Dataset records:
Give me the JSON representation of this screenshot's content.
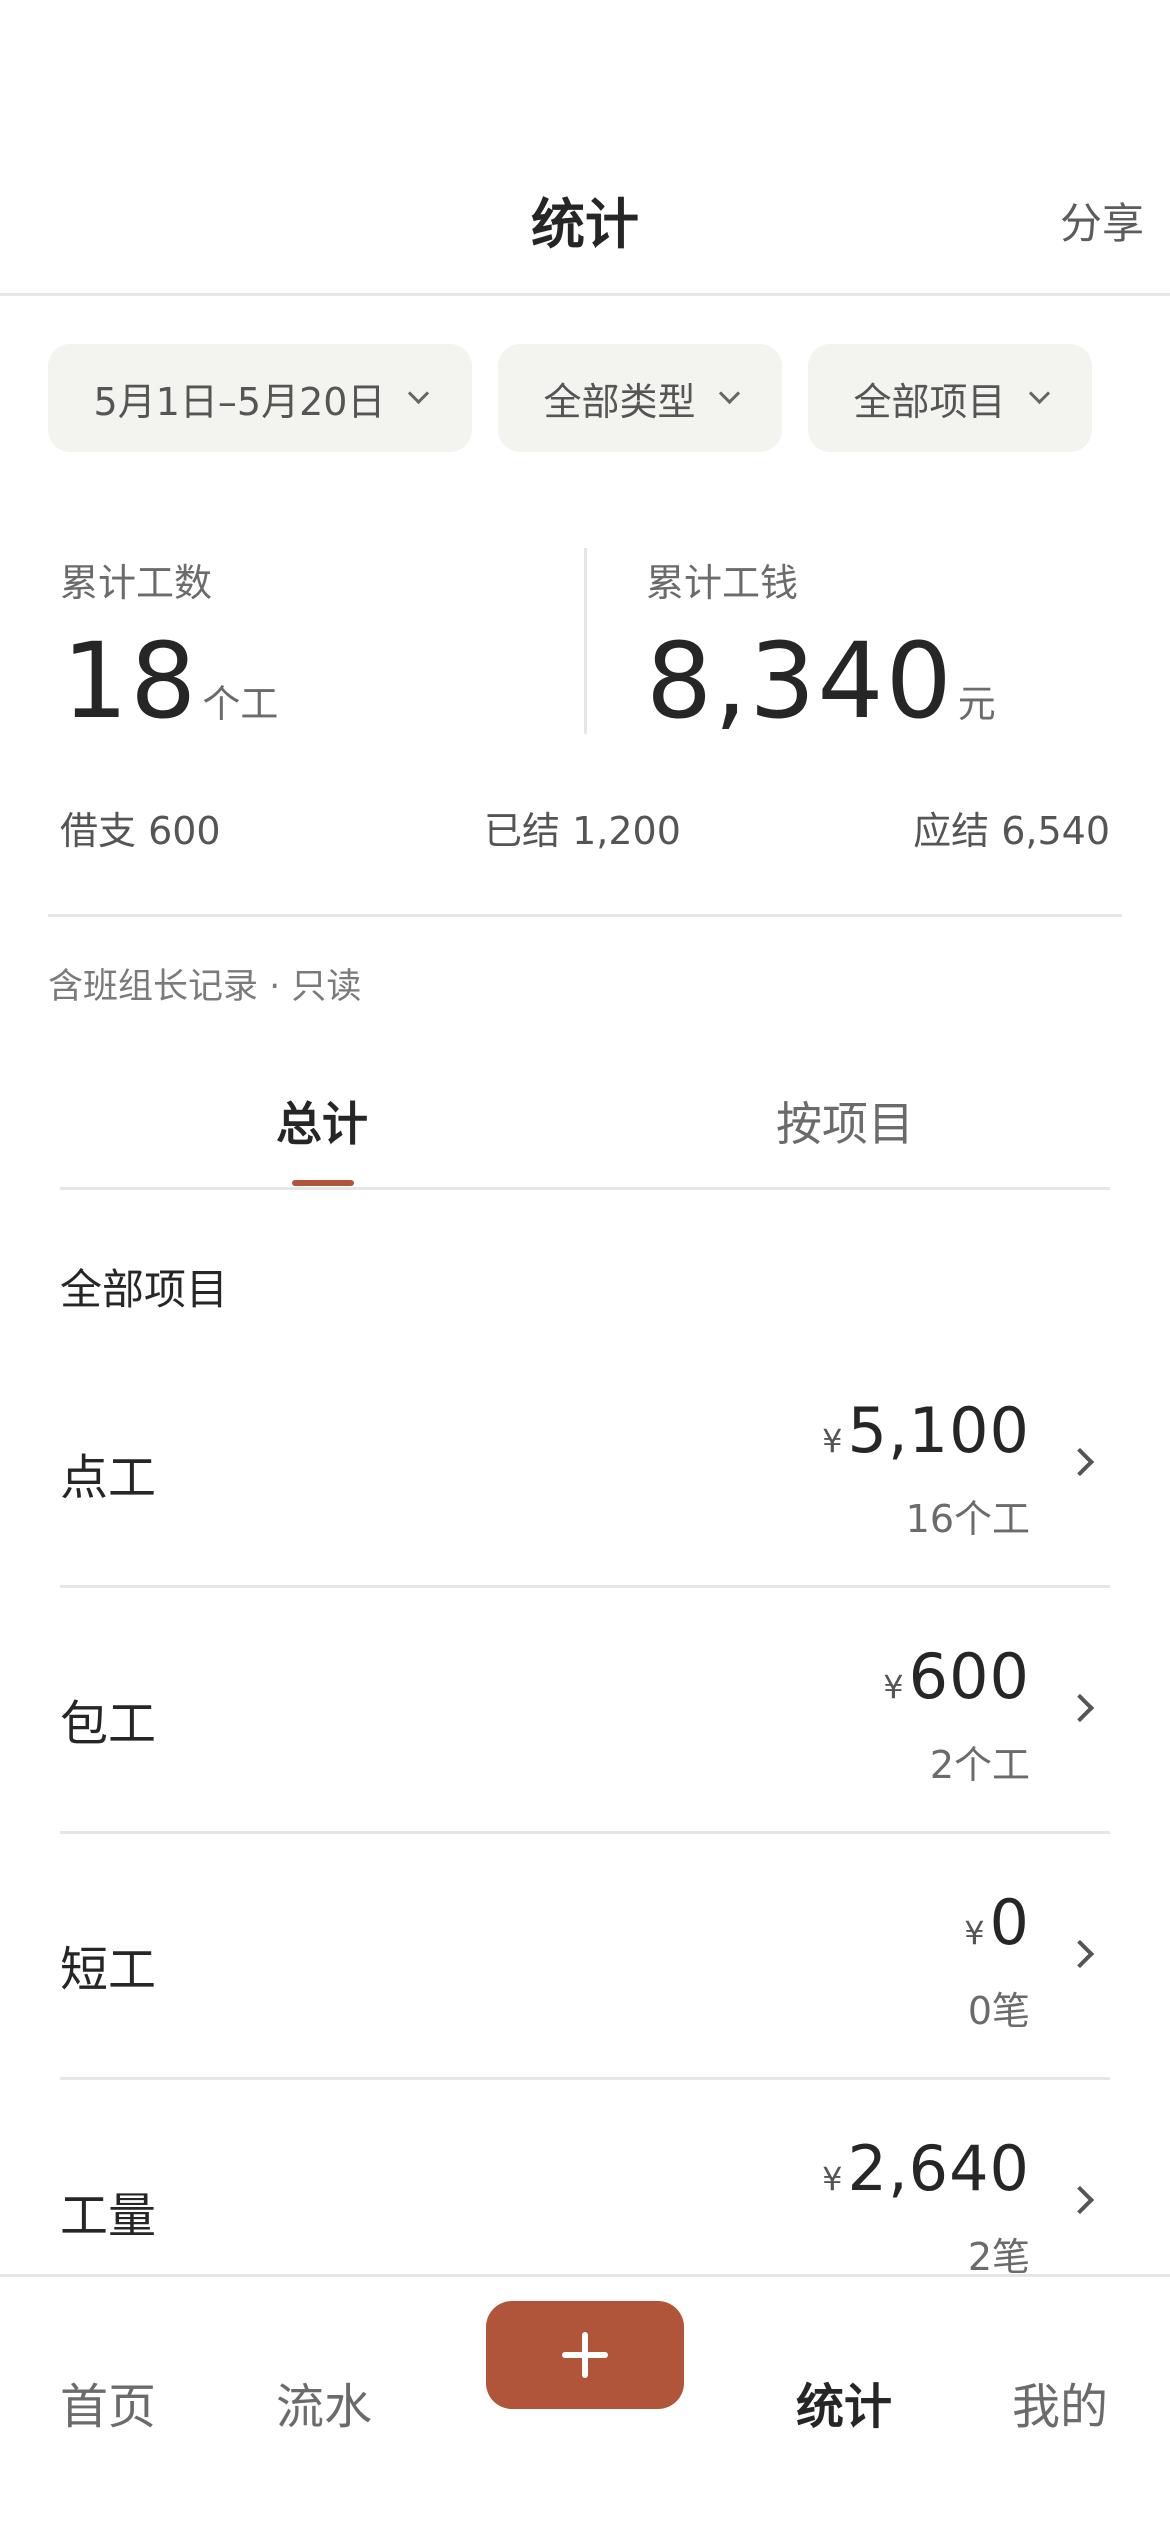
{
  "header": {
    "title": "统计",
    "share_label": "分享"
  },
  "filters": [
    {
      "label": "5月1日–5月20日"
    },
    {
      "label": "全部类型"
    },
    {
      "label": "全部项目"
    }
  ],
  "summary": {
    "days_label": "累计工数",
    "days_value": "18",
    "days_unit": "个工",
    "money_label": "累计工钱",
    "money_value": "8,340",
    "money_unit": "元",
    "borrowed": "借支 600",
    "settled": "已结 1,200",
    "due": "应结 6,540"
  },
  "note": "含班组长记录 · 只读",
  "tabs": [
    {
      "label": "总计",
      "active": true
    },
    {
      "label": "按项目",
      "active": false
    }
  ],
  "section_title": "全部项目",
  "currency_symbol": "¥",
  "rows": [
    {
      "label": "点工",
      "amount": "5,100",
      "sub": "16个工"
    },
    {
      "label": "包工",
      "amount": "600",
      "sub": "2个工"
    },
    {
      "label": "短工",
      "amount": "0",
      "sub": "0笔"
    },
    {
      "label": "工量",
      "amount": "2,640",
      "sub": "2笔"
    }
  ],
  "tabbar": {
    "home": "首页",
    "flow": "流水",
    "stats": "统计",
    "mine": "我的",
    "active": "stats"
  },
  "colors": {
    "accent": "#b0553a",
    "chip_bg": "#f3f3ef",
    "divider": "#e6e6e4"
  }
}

What is required -> Copy each line of the records precisely and drop any images they hold.

Result ->
Give me the JSON representation of this screenshot's content.
{
  "header": {
    "title": "统计",
    "share_label": "分享"
  },
  "filters": [
    {
      "label": "5月1日–5月20日"
    },
    {
      "label": "全部类型"
    },
    {
      "label": "全部项目"
    }
  ],
  "summary": {
    "days_label": "累计工数",
    "days_value": "18",
    "days_unit": "个工",
    "money_label": "累计工钱",
    "money_value": "8,340",
    "money_unit": "元",
    "borrowed": "借支 600",
    "settled": "已结 1,200",
    "due": "应结 6,540"
  },
  "note": "含班组长记录 · 只读",
  "tabs": [
    {
      "label": "总计",
      "active": true
    },
    {
      "label": "按项目",
      "active": false
    }
  ],
  "section_title": "全部项目",
  "currency_symbol": "¥",
  "rows": [
    {
      "label": "点工",
      "amount": "5,100",
      "sub": "16个工"
    },
    {
      "label": "包工",
      "amount": "600",
      "sub": "2个工"
    },
    {
      "label": "短工",
      "amount": "0",
      "sub": "0笔"
    },
    {
      "label": "工量",
      "amount": "2,640",
      "sub": "2笔"
    }
  ],
  "tabbar": {
    "home": "首页",
    "flow": "流水",
    "stats": "统计",
    "mine": "我的",
    "active": "stats"
  },
  "colors": {
    "accent": "#b0553a",
    "chip_bg": "#f3f3ef",
    "divider": "#e6e6e4"
  }
}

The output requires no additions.